*What to do*
Print the entries that appear below, exactly as written and without their pictures.

*Stored data entries*
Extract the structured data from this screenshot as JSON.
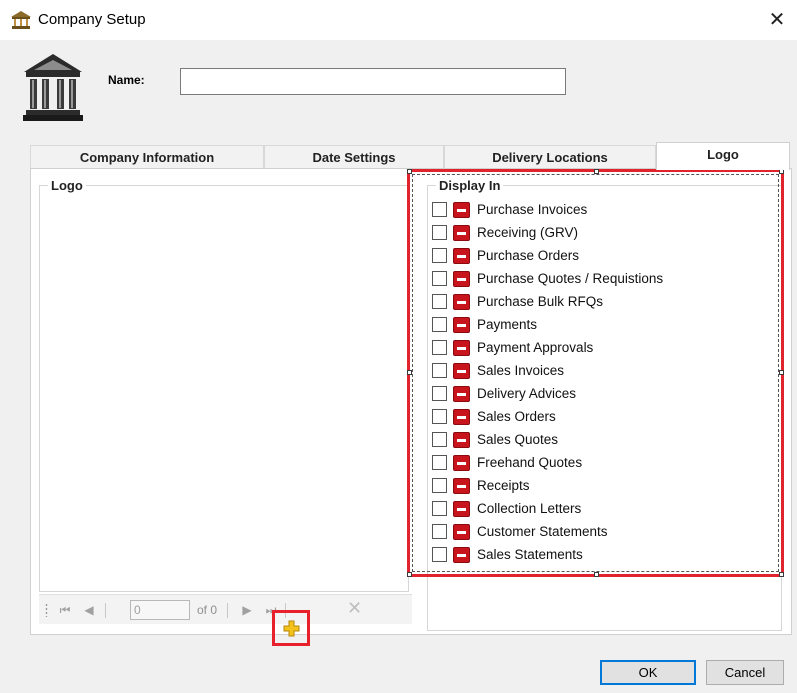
{
  "window": {
    "title": "Company Setup",
    "close_glyph": "✕"
  },
  "name_field": {
    "label": "Name:",
    "value": ""
  },
  "tabs": [
    {
      "label": "Company Information",
      "active": false
    },
    {
      "label": "Date Settings",
      "active": false
    },
    {
      "label": "Delivery Locations",
      "active": false
    },
    {
      "label": "Logo",
      "active": true
    }
  ],
  "logo_panel": {
    "title": "Logo",
    "navigator": {
      "position_value": "0",
      "of_text": "of 0",
      "first_glyph": "⏮",
      "prev_glyph": "◀",
      "next_glyph": "▶",
      "last_glyph": "⏭",
      "delete_glyph": "✕"
    }
  },
  "display_in": {
    "title": "Display In",
    "items": [
      {
        "label": "Purchase Invoices",
        "checked": false
      },
      {
        "label": "Receiving (GRV)",
        "checked": false
      },
      {
        "label": "Purchase Orders",
        "checked": false
      },
      {
        "label": "Purchase Quotes / Requistions",
        "checked": false
      },
      {
        "label": "Purchase Bulk RFQs",
        "checked": false
      },
      {
        "label": "Payments",
        "checked": false
      },
      {
        "label": "Payment Approvals",
        "checked": false
      },
      {
        "label": "Sales Invoices",
        "checked": false
      },
      {
        "label": "Delivery Advices",
        "checked": false
      },
      {
        "label": "Sales Orders",
        "checked": false
      },
      {
        "label": "Sales Quotes",
        "checked": false
      },
      {
        "label": "Freehand Quotes",
        "checked": false
      },
      {
        "label": "Receipts",
        "checked": false
      },
      {
        "label": "Collection Letters",
        "checked": false
      },
      {
        "label": "Customer Statements",
        "checked": false
      },
      {
        "label": "Sales Statements",
        "checked": false
      }
    ]
  },
  "buttons": {
    "ok": "OK",
    "cancel": "Cancel"
  },
  "colors": {
    "accent": "#0078d7",
    "highlight": "#e0232d",
    "minus_icon": "#c8141d"
  }
}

*Full answer*
Extract the structured data from this screenshot as JSON.
{
  "window": {
    "title": "Company Setup",
    "close_glyph": "✕"
  },
  "name_field": {
    "label": "Name:",
    "value": ""
  },
  "tabs": [
    {
      "label": "Company Information",
      "active": false
    },
    {
      "label": "Date Settings",
      "active": false
    },
    {
      "label": "Delivery Locations",
      "active": false
    },
    {
      "label": "Logo",
      "active": true
    }
  ],
  "logo_panel": {
    "title": "Logo",
    "navigator": {
      "position_value": "0",
      "of_text": "of 0",
      "first_glyph": "⏮",
      "prev_glyph": "◀",
      "next_glyph": "▶",
      "last_glyph": "⏭",
      "delete_glyph": "✕"
    }
  },
  "display_in": {
    "title": "Display In",
    "items": [
      {
        "label": "Purchase Invoices",
        "checked": false
      },
      {
        "label": "Receiving (GRV)",
        "checked": false
      },
      {
        "label": "Purchase Orders",
        "checked": false
      },
      {
        "label": "Purchase Quotes / Requistions",
        "checked": false
      },
      {
        "label": "Purchase Bulk RFQs",
        "checked": false
      },
      {
        "label": "Payments",
        "checked": false
      },
      {
        "label": "Payment Approvals",
        "checked": false
      },
      {
        "label": "Sales Invoices",
        "checked": false
      },
      {
        "label": "Delivery Advices",
        "checked": false
      },
      {
        "label": "Sales Orders",
        "checked": false
      },
      {
        "label": "Sales Quotes",
        "checked": false
      },
      {
        "label": "Freehand Quotes",
        "checked": false
      },
      {
        "label": "Receipts",
        "checked": false
      },
      {
        "label": "Collection Letters",
        "checked": false
      },
      {
        "label": "Customer Statements",
        "checked": false
      },
      {
        "label": "Sales Statements",
        "checked": false
      }
    ]
  },
  "buttons": {
    "ok": "OK",
    "cancel": "Cancel"
  },
  "colors": {
    "accent": "#0078d7",
    "highlight": "#e0232d",
    "minus_icon": "#c8141d"
  }
}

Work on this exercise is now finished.